§ **Instructions to follow**
A faithful transcript of every entry is required; pictures do not belong in it.

━━━ Material to process ━━━

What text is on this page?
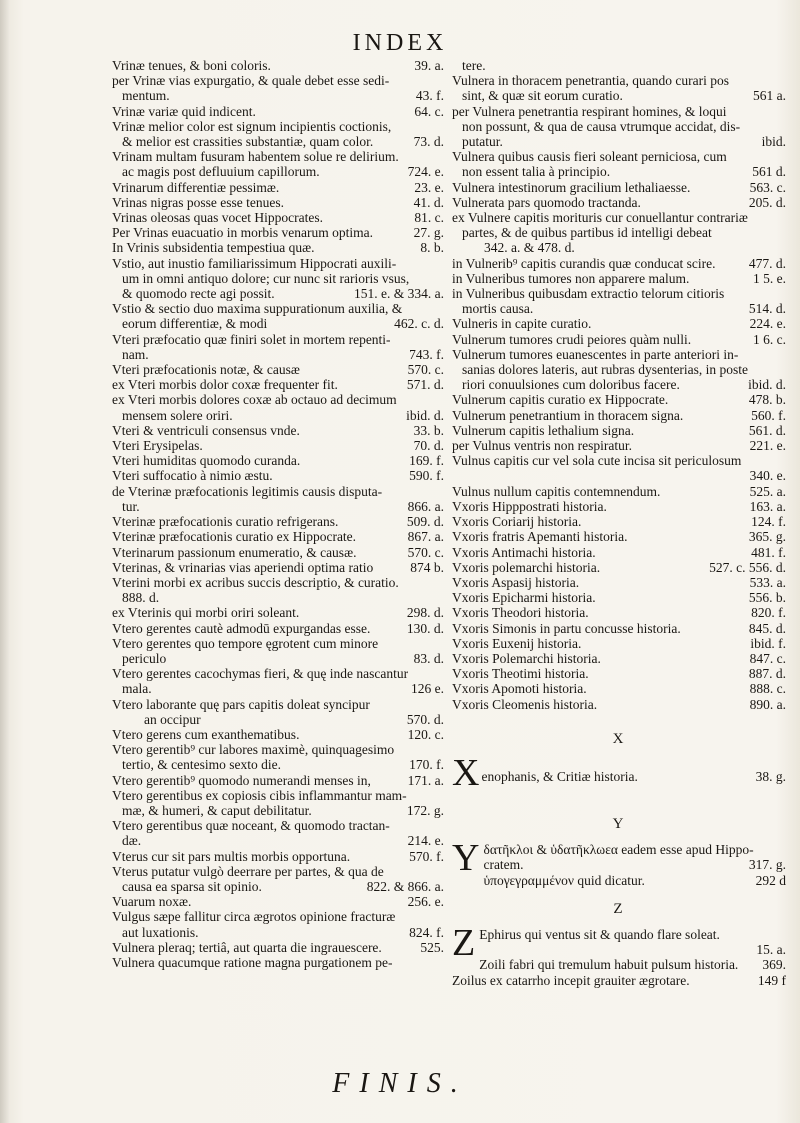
INDEX
Vrinæ tenues, & boni coloris.	39. a.
per Vrinæ vias expurgatio, & quale debet esse sedi-
mentum.	43. f.
Vrinæ variæ quid indicent.	64. c.
Vrinæ melior color est signum incipientis coctionis,
& melior est crassities substantiæ, quam color.	73. d.
Vrinam multam fusuram habentem solue re delirium.
ac magis post defluuium capillorum.	724. e.
Vrinarum differentiæ pessimæ.	23. e.
Vrinas nigras posse esse tenues.	41. d.
Vrinas oleosas quas vocet Hippocrates.	81. c.
Per Vrinas euacuatio in morbis venarum optima.	27. g.
In Vrinis subsidentia tempestiua quæ.	8. b.
Vstio, aut inustio familiarissimum Hippocrati auxili-
um in omni antiquo dolore; cur nunc sit rarioris vsus,
& quomodo recte agi possit.	151. e. & 334. a.
Vstio & sectio duo maxima suppurationum auxilia, &
eorum differentiæ, & modi	462. c. d.
Vteri præfocatio quæ finiri solet in mortem repenti-
nam.	743. f.
Vteri præfocationis notæ, & causæ	570. c.
ex Vteri morbis dolor coxæ frequenter fit.	571. d.
ex Vteri morbis dolores coxæ ab octauo ad decimum
mensem solere oriri.	ibid. d.
Vteri & ventriculi consensus vnde.	33. b.
Vteri Erysipelas.	70. d.
Vteri humiditas quomodo curanda.	169. f.
Vteri suffocatio à nimio æstu.	590. f.
de Vterinæ præfocationis legitimis causis disputa-
tur.	866. a.
Vterinæ præfocationis curatio refrigerans.	509. d.
Vterinæ præfocationis curatio ex Hippocrate.	867. a.
Vterinarum passionum enumeratio, & causæ.	570. c.
Vterinas, & vrinarias vias aperiendi optima ratio	874 b.
Vterini morbi ex acribus succis descriptio, & curatio.
888. d.
ex Vterinis qui morbi oriri soleant.	298. d.
Vtero gerentes cautè admodū expurgandas esse.	130. d.
Vtero gerentes quo tempore ęgrotent cum minore
periculo	83. d.
Vtero gerentes cacochymas fieri, & quę inde nascantur
mala.	126 e.
Vtero laborante quę pars capitis doleat syncipur
an occipur	570. d.
Vtero gerens cum exanthematibus.	120. c.
Vtero gerentib⁹ cur labores maximè, quinquagesimo
tertio, & centesimo sexto die.	170. f.
Vtero gerentib⁹ quomodo numerandi menses in,	171. a.
Vtero gerentibus ex copiosis cibis inflammantur mam-
mæ, & humeri, & caput debilitatur.	172. g.
Vtero gerentibus quæ noceant, & quomodo tractan-
dæ.	214. e.
Vterus cur sit pars multis morbis opportuna.	570. f.
Vterus putatur vulgò deerrare per partes, & qua de
causa ea sparsa sit opinio.	822. & 866. a.
Vuarum noxæ.	256. e.
Vulgus sæpe fallitur circa ægrotos opinione fracturæ
aut luxationis.	824. f.
Vulnera pleraq; tertiâ, aut quarta die ingrauescere.	525.
Vulnera quacumque ratione magna purgationem pe-
tere.
Vulnera in thoracem penetrantia, quando curari pos
sint, & quæ sit eorum curatio.	561 a.
per Vulnera penetrantia respirant homines, & loqui
non possunt, & qua de causa vtrumque accidat, dis-
putatur.	ibid.
Vulnera quibus causis fieri soleant perniciosa, cum
non essent talia à principio.	561 d.
Vulnera intestinorum gracilium lethaliaesse.	563. c.
Vulnerata pars quomodo tractanda.	205. d.
ex Vulnere capitis morituris cur conuellantur contrariæ
partes, & de quibus partibus id intelligi debeat
342. a. & 478. d.
in Vulnerib⁹ capitis curandis quæ conducat scire.	477. d.
in Vulneribus tumores non apparere malum.	1 5. e.
in Vulneribus quibusdam extractio telorum citioris
mortis causa.	514. d.
Vulneris in capite curatio.	224. e.
Vulnerum tumores crudi peiores quàm nulli.	1 6. c.
Vulnerum tumores euanescentes in parte anteriori in-
sanias dolores lateris, aut rubras dysenterias, in poste
riori conuulsiones cum doloribus facere.	ibid. d.
Vulnerum capitis curatio ex Hippocrate.	478. b.
Vulnerum penetrantium in thoracem signa.	560. f.
Vulnerum capitis lethalium signa.	561. d.
per Vulnus ventris non respiratur.	221. e.
Vulnus capitis cur vel sola cute incisa sit periculosum
340. e.
Vulnus nullum capitis contemnendum.	525. a.
Vxoris Hipppostrati historia.	163. a.
Vxoris Coriarij historia.	124. f.
Vxoris fratris Apemanti historia.	365. g.
Vxoris Antimachi historia.	481. f.
Vxoris polemarchi historia.	527. c. 556. d.
Vxoris Aspasij historia.	533. a.
Vxoris Epicharmi historia.	556. b.
Vxoris Theodori historia.	820. f.
Vxoris Simonis in partu concusse historia.	845. d.
Vxoris Euxenij historia.	ibid. f.
Vxoris Polemarchi historia.	847. c.
Vxoris Theotimi historia.	887. d.
Vxoris Apomoti historia.	888. c.
Vxoris Cleomenis historia.	890. a.
X
X enophanis, & Critiæ historia.	38. g.
Y
Y δατῆκλοι & ὑδατῆκλωεα eadem esse apud Hippo-
cratem.	317. g.
ὑπογεγραμμένον quid dicatur.	292 d
Z
Z Ephirus qui ventus sit & quando flare soleat.
15. a.
Zoili fabri qui tremulum habuit pulsum historia.	369.
Zoilus ex catarrho incepit grauiter ægrotare.	149 f
FINIS.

━━━

§ **Response**
What text is on this page?
INDEX
Vrinæ tenues, & boni coloris.	39. a.
per Vrinæ vias expurgatio, & quale debet esse sedi-
mentum.	43. f.
Vrinæ variæ quid indicent.	64. c.
Vrinæ melior color est signum incipientis coctionis,
& melior est crassities substantiæ, quam color.	73. d.
Vrinam multam fusuram habentem solue re delirium.
ac magis post defluuium capillorum.	724. e.
Vrinarum differentiæ pessimæ.	23. e.
Vrinas nigras posse esse tenues.	41. d.
Vrinas oleosas quas vocet Hippocrates.	81. c.
Per Vrinas euacuatio in morbis venarum optima.	27. g.
In Vrinis subsidentia tempestiua quæ.	8. b.
Vstio, aut inustio familiarissimum Hippocrati auxili-
um in omni antiquo dolore; cur nunc sit rarioris vsus,
& quomodo recte agi possit.	151. e. & 334. a.
Vstio & sectio duo maxima suppurationum auxilia, &
eorum differentiæ, & modi	462. c. d.
Vteri præfocatio quæ finiri solet in mortem repenti-
nam.	743. f.
Vteri præfocationis notæ, & causæ	570. c.
ex Vteri morbis dolor coxæ frequenter fit.	571. d.
ex Vteri morbis dolores coxæ ab octauo ad decimum
mensem solere oriri.	ibid. d.
Vteri & ventriculi consensus vnde.	33. b.
Vteri Erysipelas.	70. d.
Vteri humiditas quomodo curanda.	169. f.
Vteri suffocatio à nimio æstu.	590. f.
de Vterinæ præfocationis legitimis causis disputa-
tur.	866. a.
Vterinæ præfocationis curatio refrigerans.	509. d.
Vterinæ præfocationis curatio ex Hippocrate.	867. a.
Vterinarum passionum enumeratio, & causæ.	570. c.
Vterinas, & vrinarias vias aperiendi optima ratio	874 b.
Vterini morbi ex acribus succis descriptio, & curatio.
888. d.
ex Vterinis qui morbi oriri soleant.	298. d.
Vtero gerentes cautè admodū expurgandas esse.	130. d.
Vtero gerentes quo tempore ęgrotent cum minore
periculo	83. d.
Vtero gerentes cacochymas fieri, & quę inde nascantur
mala.	126 e.
Vtero laborante quę pars capitis doleat syncipur
an occipur	570. d.
Vtero gerens cum exanthematibus.	120. c.
Vtero gerentib⁹ cur labores maximè, quinquagesimo
tertio, & centesimo sexto die.	170. f.
Vtero gerentib⁹ quomodo numerandi menses in,	171. a.
Vtero gerentibus ex copiosis cibis inflammantur mam-
mæ, & humeri, & caput debilitatur.	172. g.
Vtero gerentibus quæ noceant, & quomodo tractan-
dæ.	214. e.
Vterus cur sit pars multis morbis opportuna.	570. f.
Vterus putatur vulgò deerrare per partes, & qua de
causa ea sparsa sit opinio.	822. & 866. a.
Vuarum noxæ.	256. e.
Vulgus sæpe fallitur circa ægrotos opinione fracturæ
aut luxationis.	824. f.
Vulnera pleraq; tertiâ, aut quarta die ingrauescere.	525.
Vulnera quacumque ratione magna purgationem pe-
tere.
Vulnera in thoracem penetrantia, quando curari pos
sint, & quæ sit eorum curatio.	561 a.
per Vulnera penetrantia respirant homines, & loqui
non possunt, & qua de causa vtrumque accidat, dis-
putatur.	ibid.
Vulnera quibus causis fieri soleant perniciosa, cum
non essent talia à principio.	561 d.
Vulnera intestinorum gracilium lethaliaesse.	563. c.
Vulnerata pars quomodo tractanda.	205. d.
ex Vulnere capitis morituris cur conuellantur contrariæ
partes, & de quibus partibus id intelligi debeat
342. a. & 478. d.
in Vulnerib⁹ capitis curandis quæ conducat scire.	477. d.
in Vulneribus tumores non apparere malum.	1 5. e.
in Vulneribus quibusdam extractio telorum citioris
mortis causa.	514. d.
Vulneris in capite curatio.	224. e.
Vulnerum tumores crudi peiores quàm nulli.	1 6. c.
Vulnerum tumores euanescentes in parte anteriori in-
sanias dolores lateris, aut rubras dysenterias, in poste
riori conuulsiones cum doloribus facere.	ibid. d.
Vulnerum capitis curatio ex Hippocrate.	478. b.
Vulnerum penetrantium in thoracem signa.	560. f.
Vulnerum capitis lethalium signa.	561. d.
per Vulnus ventris non respiratur.	221. e.
Vulnus capitis cur vel sola cute incisa sit periculosum
340. e.
Vulnus nullum capitis contemnendum.	525. a.
Vxoris Hipppostrati historia.	163. a.
Vxoris Coriarij historia.	124. f.
Vxoris fratris Apemanti historia.	365. g.
Vxoris Antimachi historia.	481. f.
Vxoris polemarchi historia.	527. c. 556. d.
Vxoris Aspasij historia.	533. a.
Vxoris Epicharmi historia.	556. b.
Vxoris Theodori historia.	820. f.
Vxoris Simonis in partu concusse historia.	845. d.
Vxoris Euxenij historia.	ibid. f.
Vxoris Polemarchi historia.	847. c.
Vxoris Theotimi historia.	887. d.
Vxoris Apomoti historia.	888. c.
Vxoris Cleomenis historia.	890. a.
X
X enophanis, & Critiæ historia.	38. g.
Y
Y δατῆκλοι & ὑδατῆκλωεα eadem esse apud Hippo-
cratem.	317. g.
ὑπογεγραμμένον quid dicatur.	292 d
Z
Z Ephirus qui ventus sit & quando flare soleat.
15. a.
Zoili fabri qui tremulum habuit pulsum historia.	369.
Zoilus ex catarrho incepit grauiter ægrotare.	149 f
FINIS.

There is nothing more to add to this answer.